# Written exercise:
Locate each line containing the string "xlabel" and copy it out.

# The input:
/---
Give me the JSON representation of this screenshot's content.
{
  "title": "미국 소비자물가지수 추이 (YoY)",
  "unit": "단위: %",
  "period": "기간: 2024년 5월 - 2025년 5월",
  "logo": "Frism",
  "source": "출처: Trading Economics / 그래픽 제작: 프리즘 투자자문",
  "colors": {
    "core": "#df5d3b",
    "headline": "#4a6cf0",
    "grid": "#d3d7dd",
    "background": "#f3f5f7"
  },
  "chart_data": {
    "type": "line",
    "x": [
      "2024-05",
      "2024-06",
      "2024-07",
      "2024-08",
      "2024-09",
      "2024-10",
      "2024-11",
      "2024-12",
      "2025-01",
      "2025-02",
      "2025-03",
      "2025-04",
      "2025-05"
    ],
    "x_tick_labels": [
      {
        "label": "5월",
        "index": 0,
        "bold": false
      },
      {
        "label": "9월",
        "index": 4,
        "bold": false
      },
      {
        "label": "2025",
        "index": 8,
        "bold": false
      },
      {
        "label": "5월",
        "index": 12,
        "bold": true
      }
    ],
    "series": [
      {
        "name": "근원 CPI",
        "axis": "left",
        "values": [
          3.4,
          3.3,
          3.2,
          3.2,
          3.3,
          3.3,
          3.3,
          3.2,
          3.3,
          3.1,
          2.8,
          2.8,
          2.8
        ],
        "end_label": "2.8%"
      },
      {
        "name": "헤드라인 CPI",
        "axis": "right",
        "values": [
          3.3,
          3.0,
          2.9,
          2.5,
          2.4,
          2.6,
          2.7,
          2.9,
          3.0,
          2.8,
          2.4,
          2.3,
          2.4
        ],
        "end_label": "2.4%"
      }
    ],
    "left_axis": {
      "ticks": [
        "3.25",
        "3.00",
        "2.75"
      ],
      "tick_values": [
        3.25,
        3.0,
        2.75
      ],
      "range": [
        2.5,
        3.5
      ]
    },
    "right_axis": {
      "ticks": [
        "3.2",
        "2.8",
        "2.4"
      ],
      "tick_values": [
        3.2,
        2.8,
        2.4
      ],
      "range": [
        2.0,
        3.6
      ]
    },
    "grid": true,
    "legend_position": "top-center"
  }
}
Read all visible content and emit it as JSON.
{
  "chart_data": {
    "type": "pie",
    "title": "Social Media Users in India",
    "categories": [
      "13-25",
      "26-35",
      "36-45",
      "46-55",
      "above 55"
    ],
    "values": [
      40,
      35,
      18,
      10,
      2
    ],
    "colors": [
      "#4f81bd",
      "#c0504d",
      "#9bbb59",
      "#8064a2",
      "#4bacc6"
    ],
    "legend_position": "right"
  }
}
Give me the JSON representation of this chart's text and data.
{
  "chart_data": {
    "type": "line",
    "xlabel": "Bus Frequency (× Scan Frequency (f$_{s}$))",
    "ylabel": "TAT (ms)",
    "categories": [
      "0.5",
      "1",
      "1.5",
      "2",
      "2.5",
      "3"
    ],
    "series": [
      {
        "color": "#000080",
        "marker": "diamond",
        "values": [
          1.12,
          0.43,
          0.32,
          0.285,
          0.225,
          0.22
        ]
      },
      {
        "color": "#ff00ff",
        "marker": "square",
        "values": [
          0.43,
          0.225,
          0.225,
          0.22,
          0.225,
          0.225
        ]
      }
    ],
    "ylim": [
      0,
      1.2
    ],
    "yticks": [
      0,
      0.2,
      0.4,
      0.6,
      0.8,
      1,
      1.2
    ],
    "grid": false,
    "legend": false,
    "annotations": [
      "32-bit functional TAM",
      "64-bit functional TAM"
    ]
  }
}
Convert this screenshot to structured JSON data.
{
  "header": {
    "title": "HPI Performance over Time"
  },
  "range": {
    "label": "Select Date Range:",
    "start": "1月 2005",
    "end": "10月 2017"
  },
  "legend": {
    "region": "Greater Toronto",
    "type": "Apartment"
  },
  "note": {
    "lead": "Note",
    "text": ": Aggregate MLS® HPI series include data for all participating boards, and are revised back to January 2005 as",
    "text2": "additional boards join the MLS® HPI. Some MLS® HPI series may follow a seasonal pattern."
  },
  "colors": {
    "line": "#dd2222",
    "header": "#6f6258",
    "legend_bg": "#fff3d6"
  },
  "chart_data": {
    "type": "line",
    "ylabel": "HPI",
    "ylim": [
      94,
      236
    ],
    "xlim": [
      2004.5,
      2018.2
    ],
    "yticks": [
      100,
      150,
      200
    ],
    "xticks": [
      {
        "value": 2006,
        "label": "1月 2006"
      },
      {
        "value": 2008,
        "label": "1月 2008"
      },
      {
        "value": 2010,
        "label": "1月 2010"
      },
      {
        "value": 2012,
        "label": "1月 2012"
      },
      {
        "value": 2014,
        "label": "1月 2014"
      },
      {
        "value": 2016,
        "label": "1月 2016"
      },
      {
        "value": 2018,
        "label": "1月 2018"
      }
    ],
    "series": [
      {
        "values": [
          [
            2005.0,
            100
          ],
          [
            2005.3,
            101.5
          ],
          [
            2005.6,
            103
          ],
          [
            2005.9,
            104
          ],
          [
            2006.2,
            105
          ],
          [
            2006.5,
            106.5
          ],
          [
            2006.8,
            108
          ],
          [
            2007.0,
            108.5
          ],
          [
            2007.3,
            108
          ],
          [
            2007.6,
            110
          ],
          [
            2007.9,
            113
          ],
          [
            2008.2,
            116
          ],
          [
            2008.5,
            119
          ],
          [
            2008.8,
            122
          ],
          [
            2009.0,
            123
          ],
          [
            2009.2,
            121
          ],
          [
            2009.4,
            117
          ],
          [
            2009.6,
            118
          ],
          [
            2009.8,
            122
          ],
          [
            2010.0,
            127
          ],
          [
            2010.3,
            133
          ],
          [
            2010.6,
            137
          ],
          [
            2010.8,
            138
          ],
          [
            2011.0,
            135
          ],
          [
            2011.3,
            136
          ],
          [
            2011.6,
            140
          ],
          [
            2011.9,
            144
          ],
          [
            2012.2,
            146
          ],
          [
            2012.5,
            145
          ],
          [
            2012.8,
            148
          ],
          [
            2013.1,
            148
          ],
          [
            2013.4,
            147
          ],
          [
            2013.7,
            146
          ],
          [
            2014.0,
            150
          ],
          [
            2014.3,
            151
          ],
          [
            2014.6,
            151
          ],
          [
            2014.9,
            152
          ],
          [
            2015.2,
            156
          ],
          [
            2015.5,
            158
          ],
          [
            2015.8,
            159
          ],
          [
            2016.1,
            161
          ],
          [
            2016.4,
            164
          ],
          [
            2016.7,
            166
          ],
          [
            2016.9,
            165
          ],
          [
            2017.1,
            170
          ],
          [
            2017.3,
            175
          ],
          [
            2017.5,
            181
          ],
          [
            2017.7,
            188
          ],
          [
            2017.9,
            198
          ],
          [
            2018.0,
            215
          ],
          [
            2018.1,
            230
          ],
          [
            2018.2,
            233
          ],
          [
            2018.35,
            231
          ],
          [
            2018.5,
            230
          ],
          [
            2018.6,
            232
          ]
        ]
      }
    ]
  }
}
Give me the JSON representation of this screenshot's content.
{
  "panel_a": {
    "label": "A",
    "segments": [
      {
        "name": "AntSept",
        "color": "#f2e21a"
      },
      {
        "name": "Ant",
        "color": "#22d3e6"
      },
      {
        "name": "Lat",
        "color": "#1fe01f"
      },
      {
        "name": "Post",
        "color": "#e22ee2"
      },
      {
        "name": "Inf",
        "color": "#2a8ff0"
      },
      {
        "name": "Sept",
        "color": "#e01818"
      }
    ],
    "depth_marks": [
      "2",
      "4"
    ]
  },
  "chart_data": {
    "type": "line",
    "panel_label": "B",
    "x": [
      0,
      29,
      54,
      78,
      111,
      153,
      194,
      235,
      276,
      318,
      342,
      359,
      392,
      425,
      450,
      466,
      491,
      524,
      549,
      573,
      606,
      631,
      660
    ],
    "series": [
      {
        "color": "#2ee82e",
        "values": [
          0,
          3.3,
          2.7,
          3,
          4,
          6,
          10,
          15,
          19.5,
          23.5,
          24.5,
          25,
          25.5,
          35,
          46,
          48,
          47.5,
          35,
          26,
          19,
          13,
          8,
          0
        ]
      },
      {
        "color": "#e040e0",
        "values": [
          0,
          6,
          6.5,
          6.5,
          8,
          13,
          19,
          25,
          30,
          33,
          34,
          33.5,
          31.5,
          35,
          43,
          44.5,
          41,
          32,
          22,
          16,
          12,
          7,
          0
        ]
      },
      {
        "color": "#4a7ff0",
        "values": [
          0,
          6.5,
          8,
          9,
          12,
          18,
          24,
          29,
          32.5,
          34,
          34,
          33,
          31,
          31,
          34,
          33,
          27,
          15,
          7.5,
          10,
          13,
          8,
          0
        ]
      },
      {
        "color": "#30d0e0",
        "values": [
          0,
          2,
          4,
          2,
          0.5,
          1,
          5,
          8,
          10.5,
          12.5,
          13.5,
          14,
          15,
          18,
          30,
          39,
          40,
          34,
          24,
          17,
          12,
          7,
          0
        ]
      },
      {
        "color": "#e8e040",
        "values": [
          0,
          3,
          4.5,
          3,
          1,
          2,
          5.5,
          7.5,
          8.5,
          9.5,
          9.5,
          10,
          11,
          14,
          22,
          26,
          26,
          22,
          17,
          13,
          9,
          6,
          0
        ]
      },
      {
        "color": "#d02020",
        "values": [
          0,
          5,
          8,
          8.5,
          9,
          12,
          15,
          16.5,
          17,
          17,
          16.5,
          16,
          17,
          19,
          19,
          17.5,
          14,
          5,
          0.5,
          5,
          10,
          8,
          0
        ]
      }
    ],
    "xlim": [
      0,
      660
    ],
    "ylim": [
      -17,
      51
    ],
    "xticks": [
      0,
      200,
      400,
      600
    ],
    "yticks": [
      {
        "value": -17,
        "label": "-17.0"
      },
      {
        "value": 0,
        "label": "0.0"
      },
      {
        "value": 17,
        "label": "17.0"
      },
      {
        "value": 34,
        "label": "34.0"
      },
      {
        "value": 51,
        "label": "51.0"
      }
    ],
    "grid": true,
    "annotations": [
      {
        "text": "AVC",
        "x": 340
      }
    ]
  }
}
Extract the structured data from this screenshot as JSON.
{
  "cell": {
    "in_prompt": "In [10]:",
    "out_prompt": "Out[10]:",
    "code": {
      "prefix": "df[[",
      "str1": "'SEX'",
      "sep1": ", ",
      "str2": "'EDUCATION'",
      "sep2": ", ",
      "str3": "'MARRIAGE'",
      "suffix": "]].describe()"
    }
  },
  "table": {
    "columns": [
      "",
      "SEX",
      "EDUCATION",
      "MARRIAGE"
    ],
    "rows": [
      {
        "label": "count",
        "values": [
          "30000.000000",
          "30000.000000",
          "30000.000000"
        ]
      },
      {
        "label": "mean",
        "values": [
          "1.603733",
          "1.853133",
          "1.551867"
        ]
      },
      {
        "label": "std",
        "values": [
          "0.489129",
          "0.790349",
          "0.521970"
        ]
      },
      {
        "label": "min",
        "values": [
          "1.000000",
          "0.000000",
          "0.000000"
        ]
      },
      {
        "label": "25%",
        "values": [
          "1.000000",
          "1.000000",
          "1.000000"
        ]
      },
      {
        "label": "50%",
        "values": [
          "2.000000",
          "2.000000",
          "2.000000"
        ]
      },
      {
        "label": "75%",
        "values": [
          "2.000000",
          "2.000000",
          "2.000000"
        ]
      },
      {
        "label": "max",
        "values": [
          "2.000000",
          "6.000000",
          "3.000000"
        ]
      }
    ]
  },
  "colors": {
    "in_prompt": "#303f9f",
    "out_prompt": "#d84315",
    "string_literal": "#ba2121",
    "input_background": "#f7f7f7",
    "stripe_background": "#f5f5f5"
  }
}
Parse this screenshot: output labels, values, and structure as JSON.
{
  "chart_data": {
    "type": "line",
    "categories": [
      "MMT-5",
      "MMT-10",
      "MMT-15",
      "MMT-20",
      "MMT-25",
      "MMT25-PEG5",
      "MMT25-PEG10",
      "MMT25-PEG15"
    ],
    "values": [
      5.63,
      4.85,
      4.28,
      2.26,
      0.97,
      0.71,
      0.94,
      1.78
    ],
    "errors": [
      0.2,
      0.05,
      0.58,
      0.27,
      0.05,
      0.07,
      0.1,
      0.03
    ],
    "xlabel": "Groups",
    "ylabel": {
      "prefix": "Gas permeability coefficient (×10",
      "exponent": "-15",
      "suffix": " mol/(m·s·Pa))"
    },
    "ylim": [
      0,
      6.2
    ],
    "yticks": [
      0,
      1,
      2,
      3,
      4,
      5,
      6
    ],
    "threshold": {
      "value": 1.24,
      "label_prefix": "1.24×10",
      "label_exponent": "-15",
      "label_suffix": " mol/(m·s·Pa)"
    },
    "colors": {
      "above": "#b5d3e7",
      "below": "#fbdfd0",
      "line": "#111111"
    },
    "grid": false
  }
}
\---
# Task result:
    "xlabel": "Bus Frequency (× Scan Frequency (f$_{s}$))",
    "xlabel": "Groups",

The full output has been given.